WHAT IS EXPECTED -
Could you write out every entry exactly as it stands?

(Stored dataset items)

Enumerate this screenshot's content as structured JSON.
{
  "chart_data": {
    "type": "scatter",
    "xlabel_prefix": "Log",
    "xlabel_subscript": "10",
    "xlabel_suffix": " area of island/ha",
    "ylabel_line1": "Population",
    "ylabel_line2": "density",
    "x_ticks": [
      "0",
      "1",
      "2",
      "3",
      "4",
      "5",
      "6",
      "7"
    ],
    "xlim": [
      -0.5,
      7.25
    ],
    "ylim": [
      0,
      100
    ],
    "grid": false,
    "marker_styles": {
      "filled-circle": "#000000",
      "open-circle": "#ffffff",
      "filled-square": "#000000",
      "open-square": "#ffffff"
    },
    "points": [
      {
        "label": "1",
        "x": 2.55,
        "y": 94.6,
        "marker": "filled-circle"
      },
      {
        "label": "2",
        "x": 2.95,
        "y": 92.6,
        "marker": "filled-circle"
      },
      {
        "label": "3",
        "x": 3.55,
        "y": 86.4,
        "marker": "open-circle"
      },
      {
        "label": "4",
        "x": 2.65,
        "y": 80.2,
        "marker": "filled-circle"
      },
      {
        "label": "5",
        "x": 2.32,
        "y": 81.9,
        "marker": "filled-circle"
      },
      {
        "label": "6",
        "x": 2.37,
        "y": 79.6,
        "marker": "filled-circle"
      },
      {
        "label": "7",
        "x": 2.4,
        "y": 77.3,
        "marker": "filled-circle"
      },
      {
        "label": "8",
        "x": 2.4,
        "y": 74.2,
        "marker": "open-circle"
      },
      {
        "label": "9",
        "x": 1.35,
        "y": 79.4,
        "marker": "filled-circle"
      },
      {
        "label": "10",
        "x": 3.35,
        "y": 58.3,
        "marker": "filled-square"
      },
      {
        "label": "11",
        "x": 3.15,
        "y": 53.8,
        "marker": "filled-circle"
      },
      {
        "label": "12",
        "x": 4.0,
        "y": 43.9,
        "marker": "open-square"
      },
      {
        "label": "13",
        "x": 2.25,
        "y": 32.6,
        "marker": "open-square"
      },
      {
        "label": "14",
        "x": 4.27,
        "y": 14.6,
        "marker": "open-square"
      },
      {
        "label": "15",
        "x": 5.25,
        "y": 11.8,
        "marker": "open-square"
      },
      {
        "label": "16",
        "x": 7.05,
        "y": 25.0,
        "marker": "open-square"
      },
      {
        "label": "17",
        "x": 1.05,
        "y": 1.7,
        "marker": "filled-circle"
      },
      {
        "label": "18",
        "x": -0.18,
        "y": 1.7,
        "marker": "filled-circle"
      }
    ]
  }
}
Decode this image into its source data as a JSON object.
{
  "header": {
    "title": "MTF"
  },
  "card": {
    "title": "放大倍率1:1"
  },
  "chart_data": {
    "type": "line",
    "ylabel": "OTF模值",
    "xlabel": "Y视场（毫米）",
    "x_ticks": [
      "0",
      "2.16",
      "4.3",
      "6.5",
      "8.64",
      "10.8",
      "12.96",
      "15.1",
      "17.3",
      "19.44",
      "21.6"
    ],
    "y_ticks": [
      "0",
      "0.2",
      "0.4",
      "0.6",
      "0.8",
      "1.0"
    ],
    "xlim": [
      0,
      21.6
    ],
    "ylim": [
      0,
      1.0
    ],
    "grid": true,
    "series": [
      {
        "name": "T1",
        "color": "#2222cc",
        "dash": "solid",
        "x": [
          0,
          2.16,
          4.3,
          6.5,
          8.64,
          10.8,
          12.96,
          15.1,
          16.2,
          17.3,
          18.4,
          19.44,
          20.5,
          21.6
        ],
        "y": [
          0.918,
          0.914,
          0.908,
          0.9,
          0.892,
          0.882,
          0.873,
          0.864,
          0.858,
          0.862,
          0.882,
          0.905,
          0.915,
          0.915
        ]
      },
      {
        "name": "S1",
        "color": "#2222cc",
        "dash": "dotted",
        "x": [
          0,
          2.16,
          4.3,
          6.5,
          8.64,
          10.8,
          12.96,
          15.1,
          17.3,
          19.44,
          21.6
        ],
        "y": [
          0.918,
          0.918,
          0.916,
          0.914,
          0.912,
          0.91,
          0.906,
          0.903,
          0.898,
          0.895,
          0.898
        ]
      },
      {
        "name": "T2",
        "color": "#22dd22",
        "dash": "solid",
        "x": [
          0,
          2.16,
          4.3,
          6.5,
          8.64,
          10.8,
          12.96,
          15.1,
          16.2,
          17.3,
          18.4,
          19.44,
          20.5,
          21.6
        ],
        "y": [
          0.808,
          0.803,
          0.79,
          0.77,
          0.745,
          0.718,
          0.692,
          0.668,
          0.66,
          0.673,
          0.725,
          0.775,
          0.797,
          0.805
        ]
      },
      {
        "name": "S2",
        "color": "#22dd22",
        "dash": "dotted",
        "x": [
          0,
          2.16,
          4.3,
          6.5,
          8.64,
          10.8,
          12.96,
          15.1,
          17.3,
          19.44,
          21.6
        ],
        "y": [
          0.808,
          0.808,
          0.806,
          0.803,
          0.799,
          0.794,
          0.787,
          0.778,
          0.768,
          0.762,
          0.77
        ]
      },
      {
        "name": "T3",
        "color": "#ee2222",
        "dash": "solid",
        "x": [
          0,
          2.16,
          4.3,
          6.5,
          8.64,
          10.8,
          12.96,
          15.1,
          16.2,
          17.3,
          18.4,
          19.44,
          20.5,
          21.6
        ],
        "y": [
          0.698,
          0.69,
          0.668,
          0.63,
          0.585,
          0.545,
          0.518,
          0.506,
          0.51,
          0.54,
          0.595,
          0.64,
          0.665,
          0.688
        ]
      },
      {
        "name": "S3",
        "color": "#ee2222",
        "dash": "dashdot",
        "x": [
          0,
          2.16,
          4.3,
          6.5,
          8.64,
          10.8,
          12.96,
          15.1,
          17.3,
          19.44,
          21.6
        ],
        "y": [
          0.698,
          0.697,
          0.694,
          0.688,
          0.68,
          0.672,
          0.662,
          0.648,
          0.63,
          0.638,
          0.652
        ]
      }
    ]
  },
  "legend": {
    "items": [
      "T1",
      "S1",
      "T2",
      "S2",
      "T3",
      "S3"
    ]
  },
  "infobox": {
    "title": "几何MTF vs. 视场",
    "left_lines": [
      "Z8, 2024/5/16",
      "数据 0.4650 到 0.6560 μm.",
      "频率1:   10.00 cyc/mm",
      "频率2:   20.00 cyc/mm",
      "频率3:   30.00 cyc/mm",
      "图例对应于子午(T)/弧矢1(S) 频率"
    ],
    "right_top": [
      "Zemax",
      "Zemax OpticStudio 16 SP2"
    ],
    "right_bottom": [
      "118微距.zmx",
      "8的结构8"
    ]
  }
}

CORRECT ANSWER -
Enumerate this screenshot's content as structured JSON.
{
  "chart_data": {
    "type": "scatter",
    "xlabel_prefix": "Log",
    "xlabel_subscript": "10",
    "xlabel_suffix": " area of island/ha",
    "ylabel_line1": "Population",
    "ylabel_line2": "density",
    "x_ticks": [
      "0",
      "1",
      "2",
      "3",
      "4",
      "5",
      "6",
      "7"
    ],
    "xlim": [
      -0.5,
      7.25
    ],
    "ylim": [
      0,
      100
    ],
    "grid": false,
    "marker_styles": {
      "filled-circle": "#000000",
      "open-circle": "#ffffff",
      "filled-square": "#000000",
      "open-square": "#ffffff"
    },
    "points": [
      {
        "label": "1",
        "x": 2.55,
        "y": 94.6,
        "marker": "filled-circle"
      },
      {
        "label": "2",
        "x": 2.95,
        "y": 92.6,
        "marker": "filled-circle"
      },
      {
        "label": "3",
        "x": 3.55,
        "y": 86.4,
        "marker": "open-circle"
      },
      {
        "label": "4",
        "x": 2.65,
        "y": 80.2,
        "marker": "filled-circle"
      },
      {
        "label": "5",
        "x": 2.32,
        "y": 81.9,
        "marker": "filled-circle"
      },
      {
        "label": "6",
        "x": 2.37,
        "y": 79.6,
        "marker": "filled-circle"
      },
      {
        "label": "7",
        "x": 2.4,
        "y": 77.3,
        "marker": "filled-circle"
      },
      {
        "label": "8",
        "x": 2.4,
        "y": 74.2,
        "marker": "open-circle"
      },
      {
        "label": "9",
        "x": 1.35,
        "y": 79.4,
        "marker": "filled-circle"
      },
      {
        "label": "10",
        "x": 3.35,
        "y": 58.3,
        "marker": "filled-square"
      },
      {
        "label": "11",
        "x": 3.15,
        "y": 53.8,
        "marker": "filled-circle"
      },
      {
        "label": "12",
        "x": 4.0,
        "y": 43.9,
        "marker": "open-square"
      },
      {
        "label": "13",
        "x": 2.25,
        "y": 32.6,
        "marker": "open-square"
      },
      {
        "label": "14",
        "x": 4.27,
        "y": 14.6,
        "marker": "open-square"
      },
      {
        "label": "15",
        "x": 5.25,
        "y": 11.8,
        "marker": "open-square"
      },
      {
        "label": "16",
        "x": 7.05,
        "y": 25.0,
        "marker": "open-square"
      },
      {
        "label": "17",
        "x": 1.05,
        "y": 1.7,
        "marker": "filled-circle"
      },
      {
        "label": "18",
        "x": -0.18,
        "y": 1.7,
        "marker": "filled-circle"
      }
    ]
  }
}
Decode this image into its source data as a JSON object.
{
  "header": {
    "title": "MTF"
  },
  "card": {
    "title": "放大倍率1:1"
  },
  "chart_data": {
    "type": "line",
    "ylabel": "OTF模值",
    "xlabel": "Y视场（毫米）",
    "x_ticks": [
      "0",
      "2.16",
      "4.3",
      "6.5",
      "8.64",
      "10.8",
      "12.96",
      "15.1",
      "17.3",
      "19.44",
      "21.6"
    ],
    "y_ticks": [
      "0",
      "0.2",
      "0.4",
      "0.6",
      "0.8",
      "1.0"
    ],
    "xlim": [
      0,
      21.6
    ],
    "ylim": [
      0,
      1.0
    ],
    "grid": true,
    "series": [
      {
        "name": "T1",
        "color": "#2222cc",
        "dash": "solid",
        "x": [
          0,
          2.16,
          4.3,
          6.5,
          8.64,
          10.8,
          12.96,
          15.1,
          16.2,
          17.3,
          18.4,
          19.44,
          20.5,
          21.6
        ],
        "y": [
          0.918,
          0.914,
          0.908,
          0.9,
          0.892,
          0.882,
          0.873,
          0.864,
          0.858,
          0.862,
          0.882,
          0.905,
          0.915,
          0.915
        ]
      },
      {
        "name": "S1",
        "color": "#2222cc",
        "dash": "dotted",
        "x": [
          0,
          2.16,
          4.3,
          6.5,
          8.64,
          10.8,
          12.96,
          15.1,
          17.3,
          19.44,
          21.6
        ],
        "y": [
          0.918,
          0.918,
          0.916,
          0.914,
          0.912,
          0.91,
          0.906,
          0.903,
          0.898,
          0.895,
          0.898
        ]
      },
      {
        "name": "T2",
        "color": "#22dd22",
        "dash": "solid",
        "x": [
          0,
          2.16,
          4.3,
          6.5,
          8.64,
          10.8,
          12.96,
          15.1,
          16.2,
          17.3,
          18.4,
          19.44,
          20.5,
          21.6
        ],
        "y": [
          0.808,
          0.803,
          0.79,
          0.77,
          0.745,
          0.718,
          0.692,
          0.668,
          0.66,
          0.673,
          0.725,
          0.775,
          0.797,
          0.805
        ]
      },
      {
        "name": "S2",
        "color": "#22dd22",
        "dash": "dotted",
        "x": [
          0,
          2.16,
          4.3,
          6.5,
          8.64,
          10.8,
          12.96,
          15.1,
          17.3,
          19.44,
          21.6
        ],
        "y": [
          0.808,
          0.808,
          0.806,
          0.803,
          0.799,
          0.794,
          0.787,
          0.778,
          0.768,
          0.762,
          0.77
        ]
      },
      {
        "name": "T3",
        "color": "#ee2222",
        "dash": "solid",
        "x": [
          0,
          2.16,
          4.3,
          6.5,
          8.64,
          10.8,
          12.96,
          15.1,
          16.2,
          17.3,
          18.4,
          19.44,
          20.5,
          21.6
        ],
        "y": [
          0.698,
          0.69,
          0.668,
          0.63,
          0.585,
          0.545,
          0.518,
          0.506,
          0.51,
          0.54,
          0.595,
          0.64,
          0.665,
          0.688
        ]
      },
      {
        "name": "S3",
        "color": "#ee2222",
        "dash": "dashdot",
        "x": [
          0,
          2.16,
          4.3,
          6.5,
          8.64,
          10.8,
          12.96,
          15.1,
          17.3,
          19.44,
          21.6
        ],
        "y": [
          0.698,
          0.697,
          0.694,
          0.688,
          0.68,
          0.672,
          0.662,
          0.648,
          0.63,
          0.638,
          0.652
        ]
      }
    ]
  },
  "legend": {
    "items": [
      "T1",
      "S1",
      "T2",
      "S2",
      "T3",
      "S3"
    ]
  },
  "infobox": {
    "title": "几何MTF vs. 视场",
    "left_lines": [
      "Z8, 2024/5/16",
      "数据 0.4650 到 0.6560 μm.",
      "频率1:   10.00 cyc/mm",
      "频率2:   20.00 cyc/mm",
      "频率3:   30.00 cyc/mm",
      "图例对应于子午(T)/弧矢1(S) 频率"
    ],
    "right_top": [
      "Zemax",
      "Zemax OpticStudio 16 SP2"
    ],
    "right_bottom": [
      "118微距.zmx",
      "8的结构8"
    ]
  }
}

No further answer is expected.